Gather every line that includes the word "является", please.

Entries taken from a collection
....

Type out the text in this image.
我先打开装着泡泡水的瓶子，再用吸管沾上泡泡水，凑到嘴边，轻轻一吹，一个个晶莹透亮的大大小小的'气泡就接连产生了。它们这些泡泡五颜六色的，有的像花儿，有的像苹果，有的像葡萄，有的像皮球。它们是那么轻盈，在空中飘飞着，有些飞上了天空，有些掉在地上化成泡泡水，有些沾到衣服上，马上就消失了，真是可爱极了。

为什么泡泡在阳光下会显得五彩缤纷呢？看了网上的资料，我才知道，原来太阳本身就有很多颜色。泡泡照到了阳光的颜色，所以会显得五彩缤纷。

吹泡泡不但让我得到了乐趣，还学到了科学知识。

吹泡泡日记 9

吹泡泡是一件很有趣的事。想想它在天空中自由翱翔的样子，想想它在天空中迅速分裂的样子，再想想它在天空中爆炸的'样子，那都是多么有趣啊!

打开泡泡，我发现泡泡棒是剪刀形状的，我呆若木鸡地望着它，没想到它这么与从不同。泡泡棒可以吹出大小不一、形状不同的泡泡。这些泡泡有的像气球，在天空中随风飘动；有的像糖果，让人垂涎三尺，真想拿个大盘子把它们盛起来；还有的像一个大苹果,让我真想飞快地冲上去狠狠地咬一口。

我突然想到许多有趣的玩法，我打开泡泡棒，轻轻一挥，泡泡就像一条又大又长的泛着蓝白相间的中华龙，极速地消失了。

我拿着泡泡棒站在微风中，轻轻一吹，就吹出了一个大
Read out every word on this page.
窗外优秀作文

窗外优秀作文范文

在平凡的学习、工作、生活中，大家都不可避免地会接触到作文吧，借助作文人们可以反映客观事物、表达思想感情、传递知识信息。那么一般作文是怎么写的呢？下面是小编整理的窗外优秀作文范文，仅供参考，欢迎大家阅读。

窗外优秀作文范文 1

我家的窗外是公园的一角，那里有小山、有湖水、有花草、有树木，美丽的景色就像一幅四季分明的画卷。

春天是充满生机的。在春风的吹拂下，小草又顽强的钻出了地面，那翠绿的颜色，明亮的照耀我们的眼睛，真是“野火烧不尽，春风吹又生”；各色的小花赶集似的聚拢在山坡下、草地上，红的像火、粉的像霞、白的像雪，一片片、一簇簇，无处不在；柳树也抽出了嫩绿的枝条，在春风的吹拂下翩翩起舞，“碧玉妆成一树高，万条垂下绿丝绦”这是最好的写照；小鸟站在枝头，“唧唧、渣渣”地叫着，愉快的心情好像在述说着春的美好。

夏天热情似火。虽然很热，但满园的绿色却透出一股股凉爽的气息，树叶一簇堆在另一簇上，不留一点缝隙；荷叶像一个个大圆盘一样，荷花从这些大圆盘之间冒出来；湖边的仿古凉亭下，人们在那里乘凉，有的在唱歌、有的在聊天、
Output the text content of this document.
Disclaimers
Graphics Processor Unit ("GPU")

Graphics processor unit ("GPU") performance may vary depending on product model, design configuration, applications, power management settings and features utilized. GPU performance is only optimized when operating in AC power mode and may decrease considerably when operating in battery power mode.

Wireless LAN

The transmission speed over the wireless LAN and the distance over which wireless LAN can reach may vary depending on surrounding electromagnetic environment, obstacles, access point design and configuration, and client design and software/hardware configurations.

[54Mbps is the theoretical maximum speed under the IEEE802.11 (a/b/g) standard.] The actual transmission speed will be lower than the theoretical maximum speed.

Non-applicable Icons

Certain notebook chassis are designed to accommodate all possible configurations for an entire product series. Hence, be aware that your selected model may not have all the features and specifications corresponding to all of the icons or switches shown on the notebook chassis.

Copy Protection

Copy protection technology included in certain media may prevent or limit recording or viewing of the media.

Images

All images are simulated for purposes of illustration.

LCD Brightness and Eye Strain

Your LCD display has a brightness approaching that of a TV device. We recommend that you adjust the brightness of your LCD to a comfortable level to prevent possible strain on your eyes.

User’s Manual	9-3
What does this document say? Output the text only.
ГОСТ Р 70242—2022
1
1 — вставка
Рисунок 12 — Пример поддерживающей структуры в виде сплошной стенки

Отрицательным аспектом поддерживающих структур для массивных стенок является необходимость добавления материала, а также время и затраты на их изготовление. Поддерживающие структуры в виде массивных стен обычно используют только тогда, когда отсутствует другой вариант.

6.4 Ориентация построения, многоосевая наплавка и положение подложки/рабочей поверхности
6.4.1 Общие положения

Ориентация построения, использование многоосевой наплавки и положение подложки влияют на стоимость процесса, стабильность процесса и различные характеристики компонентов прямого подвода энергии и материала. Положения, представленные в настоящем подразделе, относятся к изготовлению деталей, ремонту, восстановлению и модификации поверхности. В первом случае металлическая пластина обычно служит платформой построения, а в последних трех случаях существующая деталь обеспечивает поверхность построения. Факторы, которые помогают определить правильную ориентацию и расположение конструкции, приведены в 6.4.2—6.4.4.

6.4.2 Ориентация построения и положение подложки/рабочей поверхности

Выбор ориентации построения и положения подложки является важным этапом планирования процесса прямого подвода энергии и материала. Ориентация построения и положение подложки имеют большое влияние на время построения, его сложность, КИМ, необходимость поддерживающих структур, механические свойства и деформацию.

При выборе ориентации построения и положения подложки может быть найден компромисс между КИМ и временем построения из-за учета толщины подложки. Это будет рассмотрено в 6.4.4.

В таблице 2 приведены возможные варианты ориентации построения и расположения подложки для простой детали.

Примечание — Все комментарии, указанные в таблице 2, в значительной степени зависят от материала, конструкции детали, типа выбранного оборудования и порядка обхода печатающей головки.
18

....

• [Final result]
Отрицательным аспектом поддерживающих структур для массивных стенок является необходимость добавления материала, а также время и затраты на их изготовление. Поддерживающие структуры в виде массивных стен обычно используют только тогда, когда отсутствует другой вариант.
Выбор ориентации построения и положения подложки является важным этапом планирования процесса прямого подвода энергии и материала. Ориентация построения и положение подложки имеют большое влияние на время построения, его сложность, КИМ, необходимость поддерживающих структур, механические свойства и деформацию.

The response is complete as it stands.